**Task data:**
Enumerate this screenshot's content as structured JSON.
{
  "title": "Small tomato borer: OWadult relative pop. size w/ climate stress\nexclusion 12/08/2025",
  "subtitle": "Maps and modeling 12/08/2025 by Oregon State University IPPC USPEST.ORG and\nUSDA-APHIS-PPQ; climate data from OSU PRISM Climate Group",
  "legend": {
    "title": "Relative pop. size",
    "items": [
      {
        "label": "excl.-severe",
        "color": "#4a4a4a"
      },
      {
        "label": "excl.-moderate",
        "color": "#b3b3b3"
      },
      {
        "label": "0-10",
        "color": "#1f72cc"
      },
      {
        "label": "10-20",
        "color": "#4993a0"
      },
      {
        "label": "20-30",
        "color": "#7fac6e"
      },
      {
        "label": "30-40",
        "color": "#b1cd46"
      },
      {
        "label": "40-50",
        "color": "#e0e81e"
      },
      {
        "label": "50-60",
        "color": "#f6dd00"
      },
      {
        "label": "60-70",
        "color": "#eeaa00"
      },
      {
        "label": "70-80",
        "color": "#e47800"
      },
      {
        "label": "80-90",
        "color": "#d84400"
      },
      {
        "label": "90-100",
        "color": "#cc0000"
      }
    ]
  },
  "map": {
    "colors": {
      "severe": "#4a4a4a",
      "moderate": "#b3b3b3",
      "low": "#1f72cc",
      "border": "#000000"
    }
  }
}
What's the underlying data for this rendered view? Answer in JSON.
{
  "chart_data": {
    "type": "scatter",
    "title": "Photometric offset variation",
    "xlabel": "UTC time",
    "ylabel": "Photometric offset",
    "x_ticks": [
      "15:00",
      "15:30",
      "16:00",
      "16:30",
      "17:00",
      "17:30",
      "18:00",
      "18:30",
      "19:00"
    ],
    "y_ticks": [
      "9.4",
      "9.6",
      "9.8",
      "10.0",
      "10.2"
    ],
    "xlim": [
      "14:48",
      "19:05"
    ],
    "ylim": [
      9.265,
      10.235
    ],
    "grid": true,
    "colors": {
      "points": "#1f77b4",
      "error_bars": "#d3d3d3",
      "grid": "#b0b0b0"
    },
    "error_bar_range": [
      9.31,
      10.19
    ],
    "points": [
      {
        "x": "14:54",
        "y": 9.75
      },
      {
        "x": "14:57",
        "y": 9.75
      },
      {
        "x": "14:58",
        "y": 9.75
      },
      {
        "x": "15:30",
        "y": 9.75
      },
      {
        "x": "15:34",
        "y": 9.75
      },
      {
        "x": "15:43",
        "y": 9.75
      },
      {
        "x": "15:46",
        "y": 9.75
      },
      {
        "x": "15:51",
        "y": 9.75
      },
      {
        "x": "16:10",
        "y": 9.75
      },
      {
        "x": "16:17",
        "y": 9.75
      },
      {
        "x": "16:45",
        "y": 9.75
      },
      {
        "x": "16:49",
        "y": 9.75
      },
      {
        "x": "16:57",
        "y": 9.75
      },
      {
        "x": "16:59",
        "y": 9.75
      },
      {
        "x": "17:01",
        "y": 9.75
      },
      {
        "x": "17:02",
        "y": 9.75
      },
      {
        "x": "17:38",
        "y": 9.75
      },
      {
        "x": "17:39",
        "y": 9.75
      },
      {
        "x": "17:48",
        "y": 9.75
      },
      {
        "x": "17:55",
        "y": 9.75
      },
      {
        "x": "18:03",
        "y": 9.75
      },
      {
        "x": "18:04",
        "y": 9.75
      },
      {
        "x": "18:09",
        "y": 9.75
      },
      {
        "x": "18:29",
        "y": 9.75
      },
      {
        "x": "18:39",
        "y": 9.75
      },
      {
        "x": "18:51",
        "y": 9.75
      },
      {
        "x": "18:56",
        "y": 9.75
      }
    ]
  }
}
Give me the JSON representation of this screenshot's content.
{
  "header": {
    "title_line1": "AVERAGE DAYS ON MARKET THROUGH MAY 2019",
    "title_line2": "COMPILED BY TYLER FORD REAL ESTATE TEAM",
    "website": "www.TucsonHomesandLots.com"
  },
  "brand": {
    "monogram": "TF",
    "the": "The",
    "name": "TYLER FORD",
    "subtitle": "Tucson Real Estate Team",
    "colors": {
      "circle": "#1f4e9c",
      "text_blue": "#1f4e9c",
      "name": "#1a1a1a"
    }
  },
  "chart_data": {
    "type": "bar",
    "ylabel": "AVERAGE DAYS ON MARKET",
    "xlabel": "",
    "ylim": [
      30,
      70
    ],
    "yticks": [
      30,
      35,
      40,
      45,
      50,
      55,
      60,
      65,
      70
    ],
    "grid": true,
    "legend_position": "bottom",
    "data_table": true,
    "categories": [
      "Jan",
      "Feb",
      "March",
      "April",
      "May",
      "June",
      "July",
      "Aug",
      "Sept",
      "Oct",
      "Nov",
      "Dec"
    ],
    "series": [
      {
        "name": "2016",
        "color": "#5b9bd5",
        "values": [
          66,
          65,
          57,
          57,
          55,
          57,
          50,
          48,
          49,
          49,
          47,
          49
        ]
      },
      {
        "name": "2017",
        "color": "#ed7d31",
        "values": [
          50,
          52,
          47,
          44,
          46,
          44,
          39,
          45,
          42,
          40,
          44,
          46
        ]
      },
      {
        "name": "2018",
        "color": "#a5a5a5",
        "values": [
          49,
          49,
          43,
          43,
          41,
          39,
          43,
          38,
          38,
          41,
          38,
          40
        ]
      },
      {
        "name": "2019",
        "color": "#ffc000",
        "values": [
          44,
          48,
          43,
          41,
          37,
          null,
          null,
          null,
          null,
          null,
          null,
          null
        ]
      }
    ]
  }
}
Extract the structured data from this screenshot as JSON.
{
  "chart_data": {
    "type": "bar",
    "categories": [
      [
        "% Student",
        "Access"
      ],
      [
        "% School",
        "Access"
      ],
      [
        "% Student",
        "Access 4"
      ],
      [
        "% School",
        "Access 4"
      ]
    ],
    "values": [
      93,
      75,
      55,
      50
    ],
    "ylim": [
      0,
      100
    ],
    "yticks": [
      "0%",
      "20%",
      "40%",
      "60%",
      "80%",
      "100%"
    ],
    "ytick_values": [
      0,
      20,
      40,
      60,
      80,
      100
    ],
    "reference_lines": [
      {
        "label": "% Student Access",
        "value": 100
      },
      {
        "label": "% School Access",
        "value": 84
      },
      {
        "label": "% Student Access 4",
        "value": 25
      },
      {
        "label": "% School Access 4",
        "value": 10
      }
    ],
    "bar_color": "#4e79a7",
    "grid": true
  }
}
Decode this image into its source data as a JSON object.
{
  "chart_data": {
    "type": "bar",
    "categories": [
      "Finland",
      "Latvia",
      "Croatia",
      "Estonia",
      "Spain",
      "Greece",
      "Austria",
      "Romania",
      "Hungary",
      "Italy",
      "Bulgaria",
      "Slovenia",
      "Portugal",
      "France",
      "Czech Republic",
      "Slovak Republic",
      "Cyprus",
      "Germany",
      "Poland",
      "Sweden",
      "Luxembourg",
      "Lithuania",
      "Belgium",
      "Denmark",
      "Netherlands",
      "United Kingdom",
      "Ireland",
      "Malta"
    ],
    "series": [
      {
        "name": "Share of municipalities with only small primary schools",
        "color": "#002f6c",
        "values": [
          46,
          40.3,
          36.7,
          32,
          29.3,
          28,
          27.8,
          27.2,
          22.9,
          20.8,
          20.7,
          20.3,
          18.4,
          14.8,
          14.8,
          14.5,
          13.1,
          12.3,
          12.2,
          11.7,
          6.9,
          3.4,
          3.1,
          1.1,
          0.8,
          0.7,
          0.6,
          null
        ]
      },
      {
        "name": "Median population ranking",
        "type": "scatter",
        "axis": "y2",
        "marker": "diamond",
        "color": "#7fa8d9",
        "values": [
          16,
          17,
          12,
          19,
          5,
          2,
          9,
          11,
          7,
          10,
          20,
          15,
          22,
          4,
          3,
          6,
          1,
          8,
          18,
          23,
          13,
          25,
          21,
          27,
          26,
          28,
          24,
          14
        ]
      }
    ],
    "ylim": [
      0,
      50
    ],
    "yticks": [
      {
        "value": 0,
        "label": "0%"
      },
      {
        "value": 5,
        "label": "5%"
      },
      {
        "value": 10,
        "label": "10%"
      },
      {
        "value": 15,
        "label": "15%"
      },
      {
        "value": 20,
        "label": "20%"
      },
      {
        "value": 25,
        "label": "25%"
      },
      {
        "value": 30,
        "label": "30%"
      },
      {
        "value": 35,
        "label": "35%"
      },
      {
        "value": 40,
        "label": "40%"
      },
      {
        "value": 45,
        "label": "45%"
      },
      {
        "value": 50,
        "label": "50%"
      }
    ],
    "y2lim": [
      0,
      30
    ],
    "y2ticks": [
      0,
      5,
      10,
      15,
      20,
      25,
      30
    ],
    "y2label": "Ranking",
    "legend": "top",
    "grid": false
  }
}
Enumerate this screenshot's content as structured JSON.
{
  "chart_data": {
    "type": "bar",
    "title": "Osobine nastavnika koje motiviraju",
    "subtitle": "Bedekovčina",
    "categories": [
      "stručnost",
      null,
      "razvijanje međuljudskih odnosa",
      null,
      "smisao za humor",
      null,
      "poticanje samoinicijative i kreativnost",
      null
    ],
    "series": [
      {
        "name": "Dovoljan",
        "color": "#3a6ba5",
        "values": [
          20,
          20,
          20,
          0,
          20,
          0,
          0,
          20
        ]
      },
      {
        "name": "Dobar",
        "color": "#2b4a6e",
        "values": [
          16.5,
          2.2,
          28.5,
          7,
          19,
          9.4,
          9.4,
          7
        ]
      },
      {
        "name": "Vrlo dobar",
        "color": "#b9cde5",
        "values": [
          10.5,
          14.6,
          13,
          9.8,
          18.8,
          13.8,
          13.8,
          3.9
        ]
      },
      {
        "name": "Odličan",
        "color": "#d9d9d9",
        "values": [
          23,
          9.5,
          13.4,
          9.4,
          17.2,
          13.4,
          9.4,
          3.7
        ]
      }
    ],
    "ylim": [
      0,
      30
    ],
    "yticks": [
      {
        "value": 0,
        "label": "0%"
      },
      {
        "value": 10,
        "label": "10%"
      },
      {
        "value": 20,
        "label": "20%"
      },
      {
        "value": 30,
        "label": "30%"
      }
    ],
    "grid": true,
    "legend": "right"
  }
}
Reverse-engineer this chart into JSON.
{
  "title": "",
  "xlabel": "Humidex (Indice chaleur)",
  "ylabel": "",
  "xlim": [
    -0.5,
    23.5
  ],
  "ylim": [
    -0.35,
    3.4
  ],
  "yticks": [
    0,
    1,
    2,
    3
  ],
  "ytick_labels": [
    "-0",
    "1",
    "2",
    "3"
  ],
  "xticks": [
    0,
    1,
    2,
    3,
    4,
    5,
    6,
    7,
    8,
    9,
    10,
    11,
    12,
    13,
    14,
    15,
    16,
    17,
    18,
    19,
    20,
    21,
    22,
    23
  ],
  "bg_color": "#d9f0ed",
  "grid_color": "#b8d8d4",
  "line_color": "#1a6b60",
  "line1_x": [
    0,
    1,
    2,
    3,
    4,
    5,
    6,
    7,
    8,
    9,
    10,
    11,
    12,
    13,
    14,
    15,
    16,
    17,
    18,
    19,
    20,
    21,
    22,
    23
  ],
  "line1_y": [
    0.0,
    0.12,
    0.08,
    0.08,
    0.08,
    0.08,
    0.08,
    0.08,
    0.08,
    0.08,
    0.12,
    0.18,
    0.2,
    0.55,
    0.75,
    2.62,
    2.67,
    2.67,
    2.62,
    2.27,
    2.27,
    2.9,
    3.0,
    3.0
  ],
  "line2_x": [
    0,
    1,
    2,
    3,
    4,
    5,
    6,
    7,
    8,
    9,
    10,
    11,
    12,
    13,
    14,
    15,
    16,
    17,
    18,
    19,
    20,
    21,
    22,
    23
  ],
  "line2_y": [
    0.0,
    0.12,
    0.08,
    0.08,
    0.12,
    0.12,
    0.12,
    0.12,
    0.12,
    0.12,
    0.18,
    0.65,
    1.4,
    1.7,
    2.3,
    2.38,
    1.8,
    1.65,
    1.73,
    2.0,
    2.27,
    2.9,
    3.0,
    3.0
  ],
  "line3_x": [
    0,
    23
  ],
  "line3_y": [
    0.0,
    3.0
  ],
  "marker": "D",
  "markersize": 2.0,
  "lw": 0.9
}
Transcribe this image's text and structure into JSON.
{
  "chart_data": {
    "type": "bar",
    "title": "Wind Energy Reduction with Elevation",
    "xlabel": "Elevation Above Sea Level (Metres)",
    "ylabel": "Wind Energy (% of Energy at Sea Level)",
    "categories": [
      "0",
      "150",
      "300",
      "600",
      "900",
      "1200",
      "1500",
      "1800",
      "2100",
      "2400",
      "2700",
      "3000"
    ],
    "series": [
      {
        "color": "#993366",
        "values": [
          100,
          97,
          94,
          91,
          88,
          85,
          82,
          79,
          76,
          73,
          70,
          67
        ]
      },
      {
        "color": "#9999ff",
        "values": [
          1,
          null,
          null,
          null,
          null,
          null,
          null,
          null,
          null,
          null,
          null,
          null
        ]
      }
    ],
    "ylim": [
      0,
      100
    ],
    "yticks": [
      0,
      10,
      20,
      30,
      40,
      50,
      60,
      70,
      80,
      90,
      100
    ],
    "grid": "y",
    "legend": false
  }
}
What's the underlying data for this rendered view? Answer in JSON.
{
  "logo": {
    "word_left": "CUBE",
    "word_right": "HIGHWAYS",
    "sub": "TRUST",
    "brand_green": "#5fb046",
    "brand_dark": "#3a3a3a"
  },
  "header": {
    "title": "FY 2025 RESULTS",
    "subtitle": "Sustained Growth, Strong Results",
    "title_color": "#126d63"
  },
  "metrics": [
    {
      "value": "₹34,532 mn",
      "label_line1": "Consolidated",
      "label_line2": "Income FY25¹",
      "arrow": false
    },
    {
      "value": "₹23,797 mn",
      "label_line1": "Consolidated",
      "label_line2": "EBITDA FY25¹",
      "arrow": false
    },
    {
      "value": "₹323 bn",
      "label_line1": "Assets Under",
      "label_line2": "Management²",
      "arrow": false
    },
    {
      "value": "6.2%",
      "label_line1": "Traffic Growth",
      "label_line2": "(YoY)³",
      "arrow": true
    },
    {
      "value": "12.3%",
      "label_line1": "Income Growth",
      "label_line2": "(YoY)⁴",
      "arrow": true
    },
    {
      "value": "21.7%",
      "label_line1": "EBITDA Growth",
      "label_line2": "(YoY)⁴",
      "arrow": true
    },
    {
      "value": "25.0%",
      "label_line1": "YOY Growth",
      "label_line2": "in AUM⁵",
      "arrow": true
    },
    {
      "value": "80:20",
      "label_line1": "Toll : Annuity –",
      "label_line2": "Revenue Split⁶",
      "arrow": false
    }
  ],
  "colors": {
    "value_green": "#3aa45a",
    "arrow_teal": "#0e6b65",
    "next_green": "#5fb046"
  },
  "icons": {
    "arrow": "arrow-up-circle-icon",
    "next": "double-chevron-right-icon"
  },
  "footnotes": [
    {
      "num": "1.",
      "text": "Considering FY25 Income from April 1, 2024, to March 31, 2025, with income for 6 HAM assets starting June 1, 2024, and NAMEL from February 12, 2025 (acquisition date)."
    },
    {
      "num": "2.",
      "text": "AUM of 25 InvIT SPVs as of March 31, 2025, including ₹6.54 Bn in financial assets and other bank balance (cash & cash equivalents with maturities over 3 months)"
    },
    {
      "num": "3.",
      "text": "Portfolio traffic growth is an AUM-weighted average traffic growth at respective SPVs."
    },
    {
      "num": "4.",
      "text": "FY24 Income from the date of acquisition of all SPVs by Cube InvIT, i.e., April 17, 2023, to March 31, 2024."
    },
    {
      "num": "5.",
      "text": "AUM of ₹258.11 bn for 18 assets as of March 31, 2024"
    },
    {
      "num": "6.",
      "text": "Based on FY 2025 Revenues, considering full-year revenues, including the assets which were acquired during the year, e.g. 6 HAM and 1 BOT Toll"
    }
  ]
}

**Stated goal:**
Which lines of the data above contain "with"? Copy each one.

**Final result:**
        "name": "Share of municipalities with only small primary schools",
    "title": "Wind Energy Reduction with Elevation",
      "text": "Considering FY25 Income from April 1, 2024, to March 31, 2025, with income for 6 HAM assets starting June 1, 2024, and NAMEL from February 12, 2025 (acquisition date)."
      "text": "AUM of 25 InvIT SPVs as of March 31, 2025, including ₹6.54 Bn in financial assets and other bank balance (cash & cash equivalents with maturities over 3 months)"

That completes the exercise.